◆ **SET EXERCISE**:
Look below. Copy each line that has "JSON" in it.

------------------------------

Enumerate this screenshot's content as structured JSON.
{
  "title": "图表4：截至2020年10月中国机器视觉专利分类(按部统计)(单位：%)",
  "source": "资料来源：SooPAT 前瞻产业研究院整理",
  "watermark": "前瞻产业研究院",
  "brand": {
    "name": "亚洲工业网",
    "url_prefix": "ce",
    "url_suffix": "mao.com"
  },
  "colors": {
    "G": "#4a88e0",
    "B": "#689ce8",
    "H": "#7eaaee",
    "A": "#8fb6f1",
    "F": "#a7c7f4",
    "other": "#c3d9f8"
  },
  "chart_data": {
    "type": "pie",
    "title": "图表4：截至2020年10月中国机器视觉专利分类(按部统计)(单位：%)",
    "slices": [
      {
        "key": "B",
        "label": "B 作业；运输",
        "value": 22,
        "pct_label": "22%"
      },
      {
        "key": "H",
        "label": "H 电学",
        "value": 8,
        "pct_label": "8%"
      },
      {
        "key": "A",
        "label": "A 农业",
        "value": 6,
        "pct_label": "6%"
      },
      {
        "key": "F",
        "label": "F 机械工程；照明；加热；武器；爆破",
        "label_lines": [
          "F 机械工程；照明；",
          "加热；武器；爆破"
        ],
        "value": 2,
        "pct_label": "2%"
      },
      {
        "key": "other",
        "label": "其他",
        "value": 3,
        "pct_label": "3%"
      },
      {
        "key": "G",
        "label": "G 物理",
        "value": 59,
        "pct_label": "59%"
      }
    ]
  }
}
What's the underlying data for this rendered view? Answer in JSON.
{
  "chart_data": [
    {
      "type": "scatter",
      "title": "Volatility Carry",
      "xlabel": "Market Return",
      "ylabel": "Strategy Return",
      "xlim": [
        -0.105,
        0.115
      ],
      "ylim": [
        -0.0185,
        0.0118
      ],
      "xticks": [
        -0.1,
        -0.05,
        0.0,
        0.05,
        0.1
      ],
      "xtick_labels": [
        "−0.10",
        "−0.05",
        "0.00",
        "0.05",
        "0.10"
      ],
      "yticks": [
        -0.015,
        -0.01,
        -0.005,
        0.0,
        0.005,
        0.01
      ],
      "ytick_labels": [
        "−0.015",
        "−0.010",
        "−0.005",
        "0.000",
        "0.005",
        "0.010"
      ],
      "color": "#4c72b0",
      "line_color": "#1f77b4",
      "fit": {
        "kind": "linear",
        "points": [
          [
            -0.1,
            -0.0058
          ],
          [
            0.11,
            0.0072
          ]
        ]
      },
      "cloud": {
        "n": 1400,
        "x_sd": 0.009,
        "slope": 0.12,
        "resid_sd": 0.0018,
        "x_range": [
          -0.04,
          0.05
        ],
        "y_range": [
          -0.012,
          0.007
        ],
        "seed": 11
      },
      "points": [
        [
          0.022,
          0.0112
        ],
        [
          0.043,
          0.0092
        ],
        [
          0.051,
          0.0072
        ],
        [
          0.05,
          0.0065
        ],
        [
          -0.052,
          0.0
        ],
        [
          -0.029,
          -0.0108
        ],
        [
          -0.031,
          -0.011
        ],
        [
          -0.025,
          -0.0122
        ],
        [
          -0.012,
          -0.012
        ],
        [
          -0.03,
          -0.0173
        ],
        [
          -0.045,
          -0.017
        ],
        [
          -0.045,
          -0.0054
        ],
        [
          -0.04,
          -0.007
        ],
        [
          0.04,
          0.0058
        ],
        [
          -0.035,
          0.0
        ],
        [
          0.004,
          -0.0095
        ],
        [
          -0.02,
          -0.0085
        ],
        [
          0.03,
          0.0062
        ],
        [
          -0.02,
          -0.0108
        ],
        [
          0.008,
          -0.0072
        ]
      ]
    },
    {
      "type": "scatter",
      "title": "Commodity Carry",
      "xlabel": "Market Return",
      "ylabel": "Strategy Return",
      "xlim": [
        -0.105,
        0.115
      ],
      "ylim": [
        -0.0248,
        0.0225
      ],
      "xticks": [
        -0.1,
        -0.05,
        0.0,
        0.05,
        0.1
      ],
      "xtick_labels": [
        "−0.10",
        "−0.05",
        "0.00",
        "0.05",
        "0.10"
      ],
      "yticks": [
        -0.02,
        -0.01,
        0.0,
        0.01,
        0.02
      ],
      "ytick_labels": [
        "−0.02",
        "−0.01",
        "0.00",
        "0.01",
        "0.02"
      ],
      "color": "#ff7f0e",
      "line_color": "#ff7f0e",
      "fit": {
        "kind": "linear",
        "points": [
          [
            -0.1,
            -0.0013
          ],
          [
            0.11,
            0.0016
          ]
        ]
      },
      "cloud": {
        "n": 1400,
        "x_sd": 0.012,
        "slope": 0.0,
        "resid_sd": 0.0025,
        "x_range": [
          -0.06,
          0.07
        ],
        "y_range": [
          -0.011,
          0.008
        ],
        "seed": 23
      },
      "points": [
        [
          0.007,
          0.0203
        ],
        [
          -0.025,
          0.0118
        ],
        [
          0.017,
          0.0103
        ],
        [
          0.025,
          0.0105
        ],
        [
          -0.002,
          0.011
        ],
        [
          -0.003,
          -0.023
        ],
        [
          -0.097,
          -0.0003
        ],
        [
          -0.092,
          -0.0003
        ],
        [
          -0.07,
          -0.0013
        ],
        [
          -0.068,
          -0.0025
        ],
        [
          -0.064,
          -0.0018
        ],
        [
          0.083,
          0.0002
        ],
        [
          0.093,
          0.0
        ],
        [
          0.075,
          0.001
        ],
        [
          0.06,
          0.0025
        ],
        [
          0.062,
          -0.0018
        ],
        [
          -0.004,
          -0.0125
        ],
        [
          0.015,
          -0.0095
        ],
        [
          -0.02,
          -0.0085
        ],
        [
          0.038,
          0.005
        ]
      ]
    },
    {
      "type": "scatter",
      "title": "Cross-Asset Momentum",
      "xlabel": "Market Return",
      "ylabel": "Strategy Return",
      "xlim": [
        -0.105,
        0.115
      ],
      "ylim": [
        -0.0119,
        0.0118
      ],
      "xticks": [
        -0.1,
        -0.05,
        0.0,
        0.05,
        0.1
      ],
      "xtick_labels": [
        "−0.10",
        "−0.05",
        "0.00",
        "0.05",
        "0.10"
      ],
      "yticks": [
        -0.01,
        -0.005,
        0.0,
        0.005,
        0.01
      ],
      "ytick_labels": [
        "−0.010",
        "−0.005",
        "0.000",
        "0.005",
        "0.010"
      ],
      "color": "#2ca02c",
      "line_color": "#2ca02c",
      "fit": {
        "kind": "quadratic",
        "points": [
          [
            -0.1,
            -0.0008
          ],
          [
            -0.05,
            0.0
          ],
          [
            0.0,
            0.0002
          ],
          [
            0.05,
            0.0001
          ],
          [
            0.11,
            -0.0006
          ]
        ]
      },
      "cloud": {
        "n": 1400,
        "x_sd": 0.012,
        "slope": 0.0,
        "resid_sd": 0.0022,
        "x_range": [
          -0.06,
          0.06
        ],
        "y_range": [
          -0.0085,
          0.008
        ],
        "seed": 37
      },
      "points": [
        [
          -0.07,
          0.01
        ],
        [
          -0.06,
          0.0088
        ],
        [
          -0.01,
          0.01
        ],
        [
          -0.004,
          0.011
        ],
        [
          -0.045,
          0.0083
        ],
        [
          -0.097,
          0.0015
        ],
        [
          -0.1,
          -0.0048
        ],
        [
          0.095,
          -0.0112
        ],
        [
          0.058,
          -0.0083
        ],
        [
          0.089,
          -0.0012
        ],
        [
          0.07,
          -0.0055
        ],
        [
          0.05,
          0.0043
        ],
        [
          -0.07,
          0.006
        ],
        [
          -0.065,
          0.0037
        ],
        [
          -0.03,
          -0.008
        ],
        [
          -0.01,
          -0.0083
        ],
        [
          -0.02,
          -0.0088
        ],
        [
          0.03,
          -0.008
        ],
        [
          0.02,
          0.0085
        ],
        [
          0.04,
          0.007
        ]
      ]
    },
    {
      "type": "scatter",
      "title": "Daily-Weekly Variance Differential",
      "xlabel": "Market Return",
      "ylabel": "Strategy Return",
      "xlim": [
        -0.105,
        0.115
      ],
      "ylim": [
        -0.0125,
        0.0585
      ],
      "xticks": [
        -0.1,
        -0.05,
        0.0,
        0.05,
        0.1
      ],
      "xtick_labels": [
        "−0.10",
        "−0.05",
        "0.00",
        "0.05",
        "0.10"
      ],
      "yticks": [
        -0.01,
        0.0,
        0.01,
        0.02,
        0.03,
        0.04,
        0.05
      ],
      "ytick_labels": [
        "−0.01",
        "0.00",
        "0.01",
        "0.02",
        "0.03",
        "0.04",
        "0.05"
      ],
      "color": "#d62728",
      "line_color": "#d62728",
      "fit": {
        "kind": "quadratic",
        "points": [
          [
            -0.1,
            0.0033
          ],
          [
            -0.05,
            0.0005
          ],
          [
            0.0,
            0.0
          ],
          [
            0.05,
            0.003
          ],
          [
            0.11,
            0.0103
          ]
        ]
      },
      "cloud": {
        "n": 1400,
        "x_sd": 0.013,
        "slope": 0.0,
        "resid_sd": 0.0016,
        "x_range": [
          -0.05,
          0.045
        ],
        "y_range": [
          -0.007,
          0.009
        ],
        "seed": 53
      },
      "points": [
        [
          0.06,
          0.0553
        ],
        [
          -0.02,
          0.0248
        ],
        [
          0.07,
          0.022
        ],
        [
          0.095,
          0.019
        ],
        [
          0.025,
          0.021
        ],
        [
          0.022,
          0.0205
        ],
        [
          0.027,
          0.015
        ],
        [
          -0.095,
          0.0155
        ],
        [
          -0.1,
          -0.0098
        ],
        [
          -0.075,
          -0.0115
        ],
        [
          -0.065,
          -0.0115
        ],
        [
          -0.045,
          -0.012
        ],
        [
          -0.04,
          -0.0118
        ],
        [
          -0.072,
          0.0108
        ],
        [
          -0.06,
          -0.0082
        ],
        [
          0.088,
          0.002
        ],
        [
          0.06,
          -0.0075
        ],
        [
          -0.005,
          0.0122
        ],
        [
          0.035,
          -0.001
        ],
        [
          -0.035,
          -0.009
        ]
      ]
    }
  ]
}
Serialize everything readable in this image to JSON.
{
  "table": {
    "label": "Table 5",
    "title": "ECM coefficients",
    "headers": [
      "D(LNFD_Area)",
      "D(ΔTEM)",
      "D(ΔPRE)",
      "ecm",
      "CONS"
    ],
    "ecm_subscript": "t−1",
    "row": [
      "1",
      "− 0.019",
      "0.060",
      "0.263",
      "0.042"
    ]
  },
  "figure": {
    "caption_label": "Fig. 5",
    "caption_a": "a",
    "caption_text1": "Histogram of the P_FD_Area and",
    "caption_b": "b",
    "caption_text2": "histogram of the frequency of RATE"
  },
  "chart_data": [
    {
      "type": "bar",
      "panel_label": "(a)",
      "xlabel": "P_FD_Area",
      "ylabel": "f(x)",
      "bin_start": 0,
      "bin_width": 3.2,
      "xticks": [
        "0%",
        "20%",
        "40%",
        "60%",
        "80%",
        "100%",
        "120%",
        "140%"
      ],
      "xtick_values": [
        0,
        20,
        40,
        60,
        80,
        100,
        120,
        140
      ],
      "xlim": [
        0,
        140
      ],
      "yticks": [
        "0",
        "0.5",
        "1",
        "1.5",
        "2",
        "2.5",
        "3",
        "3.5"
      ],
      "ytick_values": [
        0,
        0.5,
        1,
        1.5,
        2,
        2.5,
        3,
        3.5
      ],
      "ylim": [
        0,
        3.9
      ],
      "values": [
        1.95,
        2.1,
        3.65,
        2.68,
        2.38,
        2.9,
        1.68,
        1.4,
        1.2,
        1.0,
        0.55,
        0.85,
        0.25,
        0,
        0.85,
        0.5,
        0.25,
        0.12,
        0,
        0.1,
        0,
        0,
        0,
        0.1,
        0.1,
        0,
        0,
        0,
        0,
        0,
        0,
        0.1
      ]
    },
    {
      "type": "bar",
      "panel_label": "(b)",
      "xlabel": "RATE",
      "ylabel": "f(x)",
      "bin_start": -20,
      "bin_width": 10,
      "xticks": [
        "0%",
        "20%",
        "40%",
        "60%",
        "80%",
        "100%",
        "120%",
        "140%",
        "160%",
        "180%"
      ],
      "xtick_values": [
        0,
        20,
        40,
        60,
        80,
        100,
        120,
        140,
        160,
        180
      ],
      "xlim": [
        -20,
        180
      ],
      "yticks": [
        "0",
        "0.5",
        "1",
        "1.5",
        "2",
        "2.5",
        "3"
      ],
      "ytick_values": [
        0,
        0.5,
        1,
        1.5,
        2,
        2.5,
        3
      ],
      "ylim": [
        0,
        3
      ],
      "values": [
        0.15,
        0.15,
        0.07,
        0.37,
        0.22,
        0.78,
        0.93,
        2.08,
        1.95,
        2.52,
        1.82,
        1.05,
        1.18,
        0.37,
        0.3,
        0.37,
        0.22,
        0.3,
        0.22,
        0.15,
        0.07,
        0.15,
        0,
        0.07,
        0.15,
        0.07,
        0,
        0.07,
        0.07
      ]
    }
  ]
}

------------------------------

◆ **OUTPUT**:
Enumerate this screenshot's content as structured JSON.
What's the underlying data for this rendered view? Answer in JSON.
Serialize everything readable in this image to JSON.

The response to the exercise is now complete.